=== DATA LISTING ===

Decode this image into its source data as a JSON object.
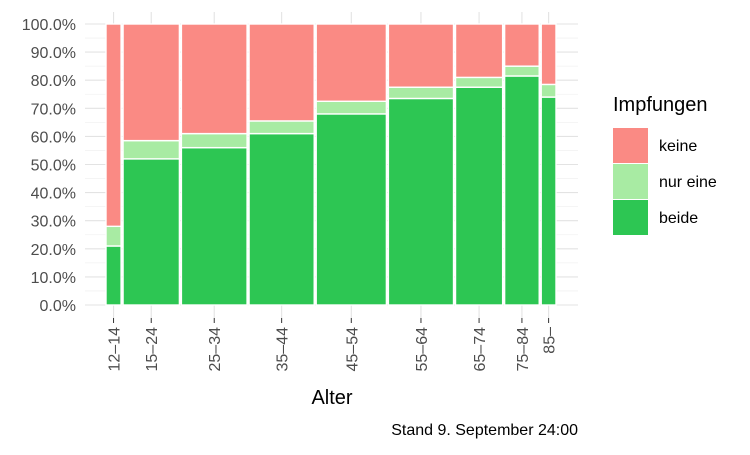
{
  "chart_data": {
    "type": "bar",
    "variant": "mosaic-stacked-percent",
    "xlabel": "Alter",
    "ylabel": "",
    "ylim": [
      0,
      1
    ],
    "yticks": [
      "0.0%",
      "10.0%",
      "20.0%",
      "30.0%",
      "40.0%",
      "50.0%",
      "60.0%",
      "70.0%",
      "80.0%",
      "90.0%",
      "100.0%"
    ],
    "categories": [
      "12–14",
      "15–24",
      "25–34",
      "35–44",
      "45–54",
      "55–64",
      "65–74",
      "75–84",
      "85–"
    ],
    "category_share": [
      0.0345,
      0.1178,
      0.1367,
      0.1356,
      0.1458,
      0.1356,
      0.0992,
      0.0739,
      0.0339
    ],
    "series": [
      {
        "name": "beide",
        "color": "#2dc653",
        "values": [
          0.21,
          0.52,
          0.56,
          0.61,
          0.68,
          0.735,
          0.775,
          0.815,
          0.74
        ]
      },
      {
        "name": "nur eine",
        "color": "#a8eba3",
        "values": [
          0.07,
          0.065,
          0.05,
          0.045,
          0.045,
          0.04,
          0.035,
          0.035,
          0.045
        ]
      },
      {
        "name": "keine",
        "color": "#fa8a84",
        "values": [
          0.72,
          0.415,
          0.39,
          0.345,
          0.275,
          0.225,
          0.19,
          0.15,
          0.215
        ]
      }
    ],
    "legend": {
      "title": "Impfungen",
      "position": "right",
      "items": [
        {
          "label": "keine",
          "color": "#fa8a84"
        },
        {
          "label": "nur eine",
          "color": "#a8eba3"
        },
        {
          "label": "beide",
          "color": "#2dc653"
        }
      ]
    },
    "caption": "Stand 9. September 24:00",
    "grid": true
  }
}
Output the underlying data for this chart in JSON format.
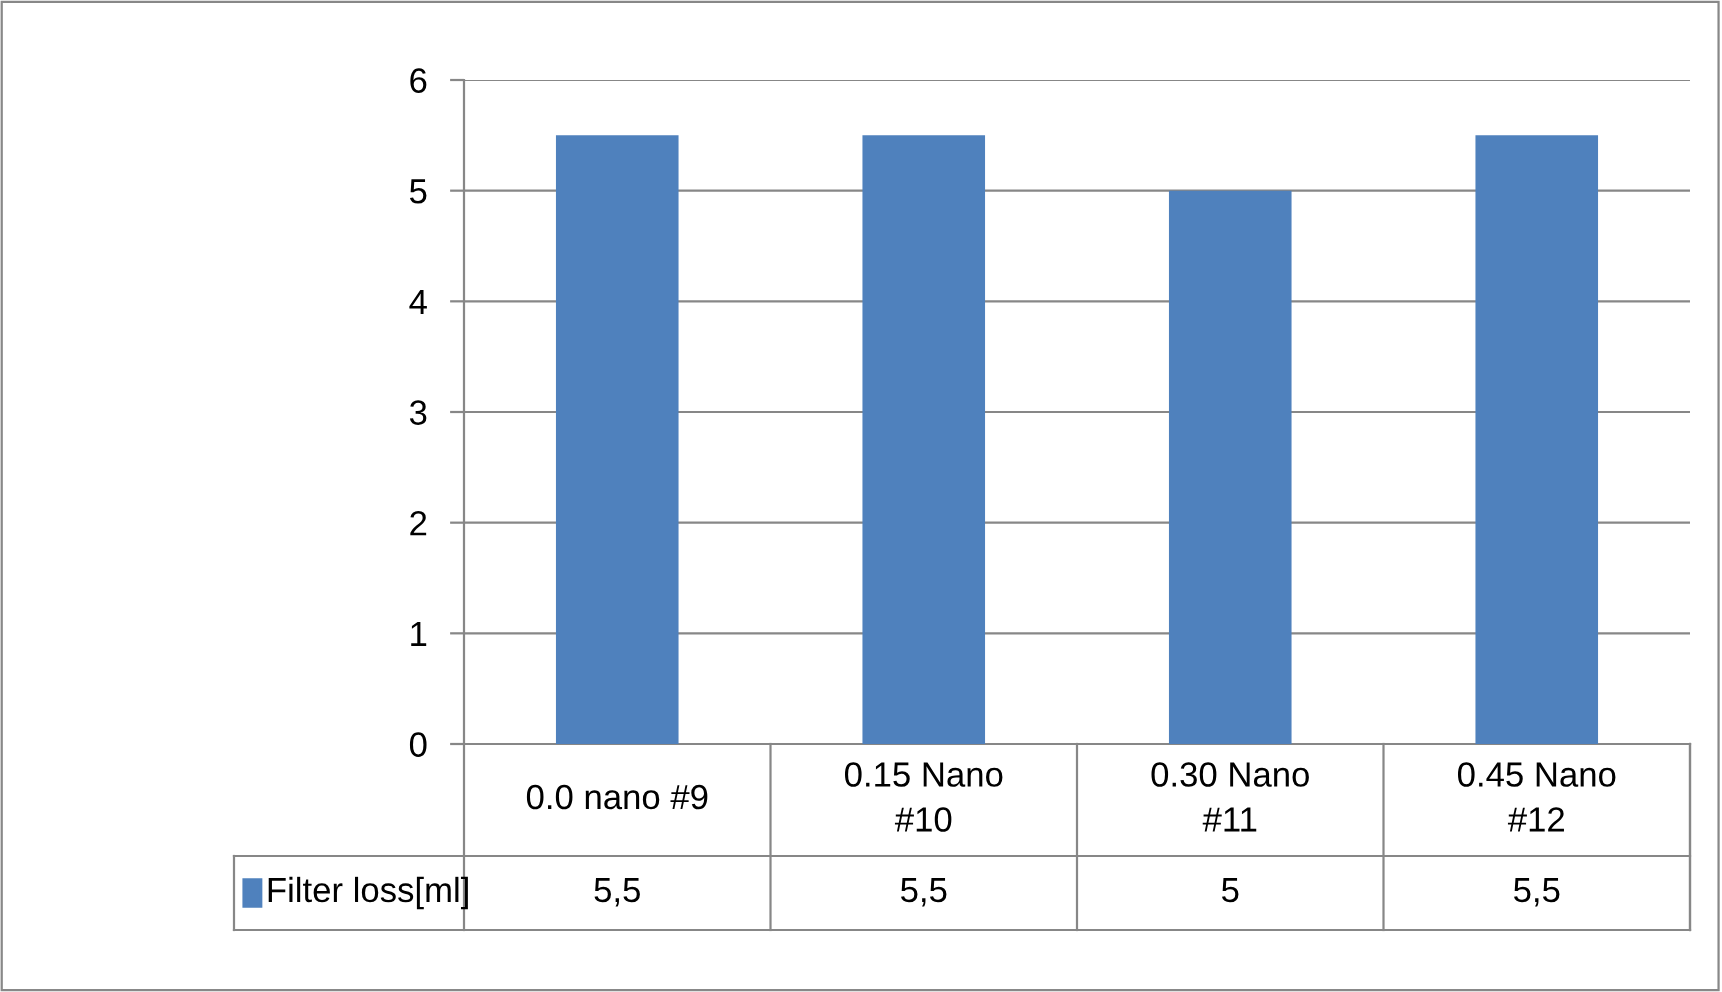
{
  "chart_data": {
    "type": "bar",
    "categories": [
      "0.0 nano #9",
      "0.15 Nano #10",
      "0.30 Nano #11",
      "0.45 Nano #12"
    ],
    "series": [
      {
        "name": "Filter loss[ml]",
        "color": "#4f81bd",
        "values": [
          5.5,
          5.5,
          5,
          5.5
        ],
        "value_labels": [
          "5,5",
          "5,5",
          "5",
          "5,5"
        ]
      }
    ],
    "ylim": [
      0,
      6
    ],
    "yticks": [
      0,
      1,
      2,
      3,
      4,
      5,
      6
    ],
    "grid": "y",
    "legend": "bottom"
  }
}
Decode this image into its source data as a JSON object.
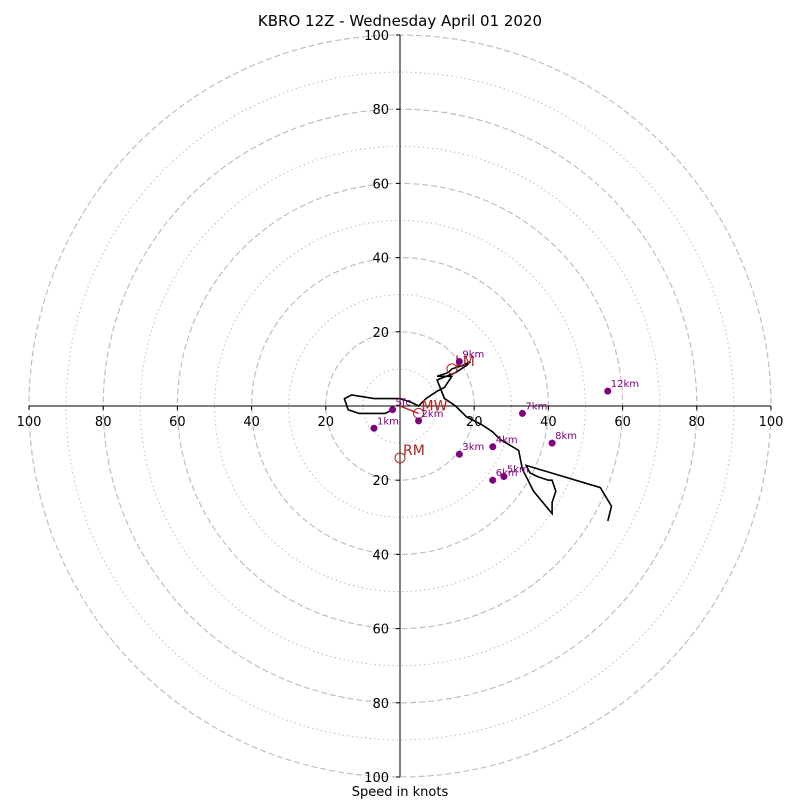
{
  "title": "KBRO 12Z - Wednesday April 01 2020",
  "xlabel": "Speed in knots",
  "chart_data": {
    "type": "line",
    "title": "KBRO 12Z - Wednesday April 01 2020",
    "xlabel": "Speed in knots",
    "ylabel": "",
    "xlim": [
      -100,
      100
    ],
    "ylim": [
      -100,
      100
    ],
    "grid": true,
    "ring_major": [
      20,
      40,
      60,
      80,
      100
    ],
    "ring_minor": [
      10,
      30,
      50,
      70,
      90
    ],
    "x_tick_labels": [
      "100",
      "80",
      "60",
      "40",
      "20",
      "20",
      "40",
      "60",
      "80",
      "100"
    ],
    "x_tick_values": [
      -100,
      -80,
      -60,
      -40,
      -20,
      20,
      40,
      60,
      80,
      100
    ],
    "y_tick_labels": [
      "100",
      "80",
      "60",
      "40",
      "20",
      "20",
      "40",
      "60",
      "80",
      "100"
    ],
    "y_tick_values": [
      100,
      80,
      60,
      40,
      20,
      -20,
      -40,
      -60,
      -80,
      -100
    ],
    "hodograph": {
      "u": [
        -2,
        -4,
        -11,
        -14,
        -15,
        -13,
        -7,
        0,
        3,
        5,
        7,
        10,
        12,
        14,
        10,
        13,
        14,
        17,
        19,
        18,
        15,
        10,
        12,
        15,
        17,
        18,
        22,
        25,
        27,
        32,
        33,
        36,
        41,
        41,
        42,
        41,
        40,
        37,
        35,
        34,
        54,
        57,
        56
      ],
      "v": [
        -1,
        -2,
        -2,
        -1,
        2,
        3,
        2,
        2,
        1,
        0,
        2,
        4,
        5,
        8,
        8,
        9,
        10,
        11,
        12,
        11,
        9,
        7,
        2,
        0,
        -2,
        -3,
        -5,
        -7,
        -9,
        -12,
        -17,
        -23,
        -29,
        -26,
        -23,
        -20,
        -20,
        -19,
        -18,
        -16,
        -22,
        -27,
        -31
      ]
    },
    "height_markers": [
      {
        "label": "Sfc",
        "u": -2,
        "v": -1
      },
      {
        "label": "1km",
        "u": -7,
        "v": -6
      },
      {
        "label": "2km",
        "u": 5,
        "v": -4
      },
      {
        "label": "3km",
        "u": 16,
        "v": -13
      },
      {
        "label": "4km",
        "u": 25,
        "v": -11
      },
      {
        "label": "5km",
        "u": 28,
        "v": -19
      },
      {
        "label": "6km",
        "u": 25,
        "v": -20
      },
      {
        "label": "7km",
        "u": 33,
        "v": -2
      },
      {
        "label": "8km",
        "u": 41,
        "v": -10
      },
      {
        "label": "9km",
        "u": 16,
        "v": 12
      },
      {
        "label": "12km",
        "u": 56,
        "v": 4
      }
    ],
    "storm_motion": [
      {
        "label": "LM",
        "u": 14,
        "v": 10
      },
      {
        "label": "MW",
        "u": 5,
        "v": -2
      },
      {
        "label": "RM",
        "u": 0,
        "v": -14
      }
    ],
    "colors": {
      "hodograph": "#000000",
      "height_markers": "#800080",
      "storm_motion": "#b22222",
      "grid": "#bfbfbf"
    }
  }
}
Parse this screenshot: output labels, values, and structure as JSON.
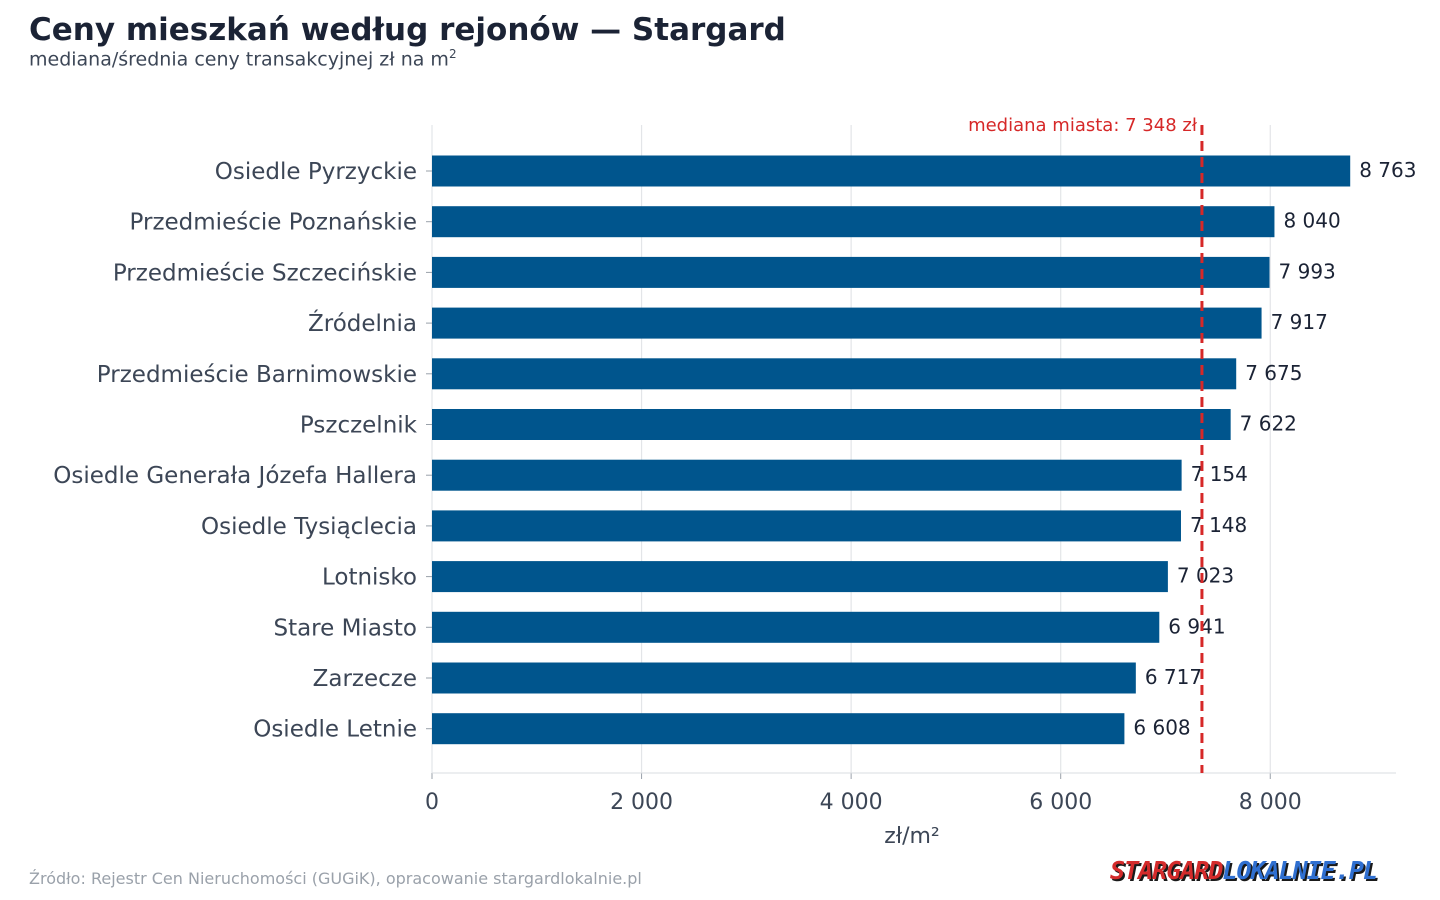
{
  "header": {
    "title": "Ceny mieszkań według rejonów — Stargard",
    "subtitle_text": "mediana/średnia ceny transakcyjnej zł na m",
    "subtitle_sup": "2"
  },
  "footer": {
    "source": "Źródło: Rejestr Cen Nieruchomości (GUGiK), opracowanie stargardlokalnie.pl",
    "logo_part1": "STARGARD",
    "logo_part2": "LOKALNIE.PL"
  },
  "chart_data": {
    "type": "bar",
    "orientation": "horizontal",
    "categories": [
      "Osiedle Pyrzyckie",
      "Przedmieście Poznańskie",
      "Przedmieście Szczecińskie",
      "Źródelnia",
      "Przedmieście Barnimowskie",
      "Pszczelnik",
      "Osiedle Generała Józefa Hallera",
      "Osiedle Tysiąclecia",
      "Lotnisko",
      "Stare Miasto",
      "Zarzecze",
      "Osiedle Letnie"
    ],
    "values": [
      8763,
      8040,
      7993,
      7917,
      7675,
      7622,
      7154,
      7148,
      7023,
      6941,
      6717,
      6608
    ],
    "value_labels": [
      "8 763",
      "8 040",
      "7 993",
      "7 917",
      "7 675",
      "7 622",
      "7 154",
      "7 148",
      "7 023",
      "6 941",
      "6 717",
      "6 608"
    ],
    "xlabel": "zł/m²",
    "xlim": [
      0,
      9200
    ],
    "xticks": [
      0,
      2000,
      4000,
      6000,
      8000
    ],
    "xtick_labels": [
      "0",
      "2 000",
      "4 000",
      "6 000",
      "8 000"
    ],
    "grid": true,
    "reference_line": {
      "value": 7348,
      "label": "mediana miasta: 7 348 zł"
    },
    "colors": {
      "bar": "#00558d",
      "reference": "#d62828",
      "grid": "#e3e5e8",
      "text": "#3c4656"
    }
  }
}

=== TASK OBJECTIVE ===
Lines containing the word "Speed" must all be returned from the material above.

=== EXERCISE OUTPUT ===
  "xlabel": "Speed in knots",
    "xlabel": "Speed in knots",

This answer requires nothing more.